■ The problem:
Each record below should be output verbatim, without pictures.

[Begin Extracted entries]

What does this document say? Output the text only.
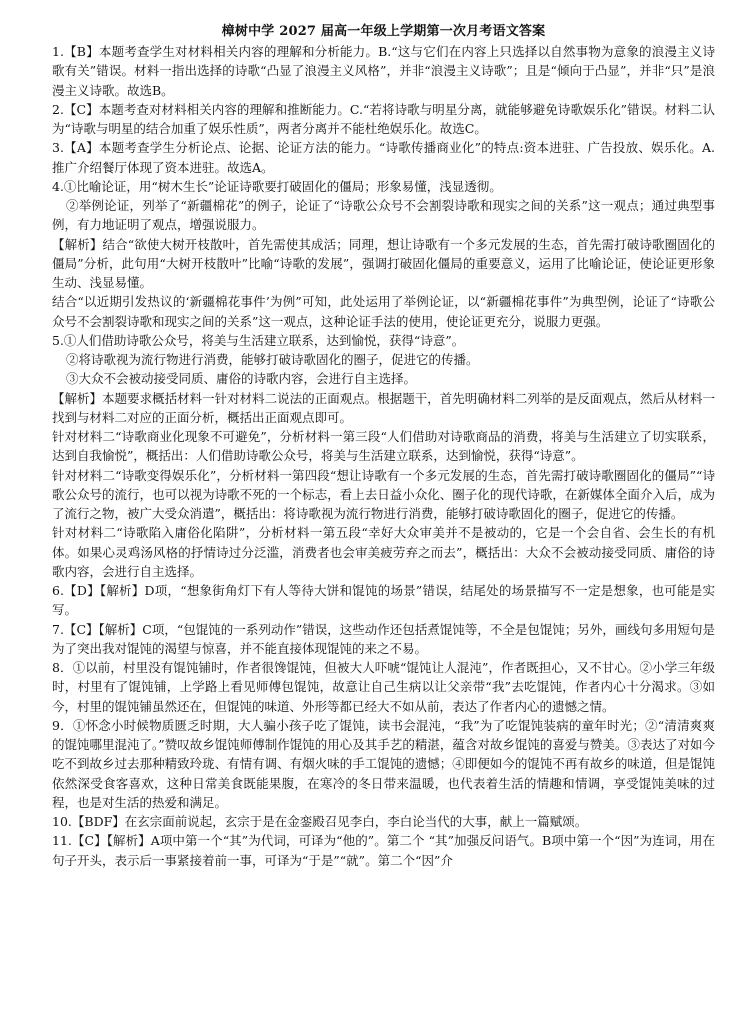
樟树中学 2027 届高一年级上学期第一次月考语文答案

1.【B】本题考查学生对材料相关内容的理解和分析能力。B.“这与它们在内容上只选择以自然事物为意象的浪漫主义诗歌有关”错误。材料一指出选择的诗歌“凸显了浪漫主义风格”，并非“浪漫主义诗歌”；且是“倾向于凸显”，并非“只”是浪漫主义诗歌。故选B。

2.【C】本题考查对材料相关内容的理解和推断能力。C.“若将诗歌与明星分离，就能够避免诗歌娱乐化”错误。材料二认为“诗歌与明星的结合加重了娱乐性质”，两者分离并不能杜绝娱乐化。故选C。

3.【A】本题考查学生分析论点、论据、论证方法的能力。“诗歌传播商业化”的特点:资本进驻、广告投放、娱乐化。A.推广介绍餐厅体现了资本进驻。故选A。

4.①比喻论证，用“树木生长”论证诗歌要打破固化的僵局；形象易懂，浅显透彻。

②举例论证，列举了“新疆棉花”的例子，论证了“诗歌公众号不会割裂诗歌和现实之间的关系”这一观点；通过典型事例，有力地证明了观点，增强说服力。

【解析】结合“欲使大树开枝散叶，首先需使其成活；同理，想让诗歌有一个多元发展的生态，首先需打破诗歌圈固化的僵局”分析，此句用“大树开枝散叶”比喻“诗歌的发展”，强调打破固化僵局的重要意义，运用了比喻论证，使论证更形象生动、浅显易懂。

结合“以近期引发热议的‘新疆棉花事件’为例”可知，此处运用了举例论证，以“新疆棉花事件”为典型例，论证了“诗歌公众号不会割裂诗歌和现实之间的关系”这一观点，这种论证手法的使用，使论证更充分，说服力更强。

5.①人们借助诗歌公众号，将美与生活建立联系，达到愉悦，获得“诗意”。

②将诗歌视为流行物进行消费，能够打破诗歌固化的圈子，促进它的传播。

③大众不会被动接受同质、庸俗的诗歌内容，会进行自主选择。

【解析】本题要求概括材料一针对材料二说法的正面观点。根据题干，首先明确材料二列举的是反面观点，然后从材料一找到与材料二对应的正面分析，概括出正面观点即可。

针对材料二“诗歌商业化现象不可避免”，分析材料一第三段“人们借助对诗歌商品的消费，将美与生活建立了切实联系，达到自我愉悦”，概括出：人们借助诗歌公众号，将美与生活建立联系，达到愉悦，获得“诗意”。

针对材料二“诗歌变得娱乐化”，分析材料一第四段“想让诗歌有一个多元发展的生态，首先需打破诗歌圈固化的僵局”“诗歌公众号的流行，也可以视为诗歌不死的一个标志，看上去日益小众化、圈子化的现代诗歌，在新媒体全面介入后，成为了流行之物，被广大受众消遣”，概括出：将诗歌视为流行物进行消费，能够打破诗歌固化的圈子，促进它的传播。

针对材料二“诗歌陷入庸俗化陷阱”，分析材料一第五段“幸好大众审美并不是被动的，它是一个会自省、会生长的有机体。如果心灵鸡汤风格的抒情诗过分泛滥，消费者也会审美疲劳弃之而去”，概括出：大众不会被动接受同质、庸俗的诗歌内容，会进行自主选择。

6.【D】【解析】D项，“想象街角灯下有人等待大饼和馄饨的场景”错误，结尾处的场景描写不一定是想象，也可能是实写。

7.【C】【解析】C项，“包馄饨的一系列动作”错误，这些动作还包括煮馄饨等，不全是包馄饨；另外，画线句多用短句是为了突出我对馄饨的渴望与惊喜，并不能直接体现馄饨的来之不易。

8．①以前，村里没有馄饨铺时，作者很馋馄饨，但被大人吓唬“馄饨让人混沌”，作者既担心，又不甘心。②小学三年级时，村里有了馄饨铺，上学路上看见师傅包馄饨，故意让自己生病以让父亲带“我”去吃馄饨，作者内心十分渴求。③如今，村里的馄饨铺虽然还在，但馄饨的味道、外形等都已经大不如从前，表达了作者内心的遗憾之情。

9．①怀念小时候物质匮乏时期，大人骗小孩子吃了馄饨，读书会混沌，“我”为了吃馄饨装病的童年时光；②“清清爽爽的馄饨哪里混沌了。”赞叹故乡馄饨师傅制作馄饨的用心及其手艺的精湛，蕴含对故乡馄饨的喜爱与赞美。③表达了对如今吃不到故乡过去那种精致玲珑、有情有调、有烟火味的手工馄饨的遗憾；④即便如今的馄饨不再有故乡的味道，但是馄饨依然深受食客喜欢，这种日常美食既能果腹，在寒冷的冬日带来温暖，也代表着生活的情趣和情调，享受馄饨美味的过程，也是对生活的热爱和满足。

10.【BDF】在玄宗面前说起，玄宗于是在金銮殿召见李白，李白论当代的大事，献上一篇赋颂。

11.【C】【解析】A项中第一个“其”为代词，可译为“他的”。第二个 “其”加强反问语气。B项中第一个“因”为连词，用在句子开头，表示后一事紧接着前一事，可译为“于是”“就”。第二个“因”介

[End Extracted entries]

■ Written response:
What does this document say? Output the text only.
樟树中学 2027 届高一年级上学期第一次月考语文答案

1.【B】本题考查学生对材料相关内容的理解和分析能力。B.“这与它们在内容上只选择以自然事物为意象的浪漫主义诗歌有关”错误。材料一指出选择的诗歌“凸显了浪漫主义风格”，并非“浪漫主义诗歌”；且是“倾向于凸显”，并非“只”是浪漫主义诗歌。故选B。

2.【C】本题考查对材料相关内容的理解和推断能力。C.“若将诗歌与明星分离，就能够避免诗歌娱乐化”错误。材料二认为“诗歌与明星的结合加重了娱乐性质”，两者分离并不能杜绝娱乐化。故选C。

3.【A】本题考查学生分析论点、论据、论证方法的能力。“诗歌传播商业化”的特点:资本进驻、广告投放、娱乐化。A.推广介绍餐厅体现了资本进驻。故选A。

4.①比喻论证，用“树木生长”论证诗歌要打破固化的僵局；形象易懂，浅显透彻。

②举例论证，列举了“新疆棉花”的例子，论证了“诗歌公众号不会割裂诗歌和现实之间的关系”这一观点；通过典型事例，有力地证明了观点，增强说服力。

【解析】结合“欲使大树开枝散叶，首先需使其成活；同理，想让诗歌有一个多元发展的生态，首先需打破诗歌圈固化的僵局”分析，此句用“大树开枝散叶”比喻“诗歌的发展”，强调打破固化僵局的重要意义，运用了比喻论证，使论证更形象生动、浅显易懂。

结合“以近期引发热议的‘新疆棉花事件’为例”可知，此处运用了举例论证，以“新疆棉花事件”为典型例，论证了“诗歌公众号不会割裂诗歌和现实之间的关系”这一观点，这种论证手法的使用，使论证更充分，说服力更强。

5.①人们借助诗歌公众号，将美与生活建立联系，达到愉悦，获得“诗意”。

②将诗歌视为流行物进行消费，能够打破诗歌固化的圈子，促进它的传播。

③大众不会被动接受同质、庸俗的诗歌内容，会进行自主选择。

【解析】本题要求概括材料一针对材料二说法的正面观点。根据题干，首先明确材料二列举的是反面观点，然后从材料一找到与材料二对应的正面分析，概括出正面观点即可。

针对材料二“诗歌商业化现象不可避免”，分析材料一第三段“人们借助对诗歌商品的消费，将美与生活建立了切实联系，达到自我愉悦”，概括出：人们借助诗歌公众号，将美与生活建立联系，达到愉悦，获得“诗意”。

针对材料二“诗歌变得娱乐化”，分析材料一第四段“想让诗歌有一个多元发展的生态，首先需打破诗歌圈固化的僵局”“诗歌公众号的流行，也可以视为诗歌不死的一个标志，看上去日益小众化、圈子化的现代诗歌，在新媒体全面介入后，成为了流行之物，被广大受众消遣”，概括出：将诗歌视为流行物进行消费，能够打破诗歌固化的圈子，促进它的传播。

针对材料二“诗歌陷入庸俗化陷阱”，分析材料一第五段“幸好大众审美并不是被动的，它是一个会自省、会生长的有机体。如果心灵鸡汤风格的抒情诗过分泛滥，消费者也会审美疲劳弃之而去”，概括出：大众不会被动接受同质、庸俗的诗歌内容，会进行自主选择。

6.【D】【解析】D项，“想象街角灯下有人等待大饼和馄饨的场景”错误，结尾处的场景描写不一定是想象，也可能是实写。

7.【C】【解析】C项，“包馄饨的一系列动作”错误，这些动作还包括煮馄饨等，不全是包馄饨；另外，画线句多用短句是为了突出我对馄饨的渴望与惊喜，并不能直接体现馄饨的来之不易。

8．①以前，村里没有馄饨铺时，作者很馋馄饨，但被大人吓唬“馄饨让人混沌”，作者既担心，又不甘心。②小学三年级时，村里有了馄饨铺，上学路上看见师傅包馄饨，故意让自己生病以让父亲带“我”去吃馄饨，作者内心十分渴求。③如今，村里的馄饨铺虽然还在，但馄饨的味道、外形等都已经大不如从前，表达了作者内心的遗憾之情。

9．①怀念小时候物质匮乏时期，大人骗小孩子吃了馄饨，读书会混沌，“我”为了吃馄饨装病的童年时光；②“清清爽爽的馄饨哪里混沌了。”赞叹故乡馄饨师傅制作馄饨的用心及其手艺的精湛，蕴含对故乡馄饨的喜爱与赞美。③表达了对如今吃不到故乡过去那种精致玲珑、有情有调、有烟火味的手工馄饨的遗憾；④即便如今的馄饨不再有故乡的味道，但是馄饨依然深受食客喜欢，这种日常美食既能果腹，在寒冷的冬日带来温暖，也代表着生活的情趣和情调，享受馄饨美味的过程，也是对生活的热爱和满足。

10.【BDF】在玄宗面前说起，玄宗于是在金銮殿召见李白，李白论当代的大事，献上一篇赋颂。

11.【C】【解析】A项中第一个“其”为代词，可译为“他的”。第二个 “其”加强反问语气。B项中第一个“因”为连词，用在句子开头，表示后一事紧接着前一事，可译为“于是”“就”。第二个“因”介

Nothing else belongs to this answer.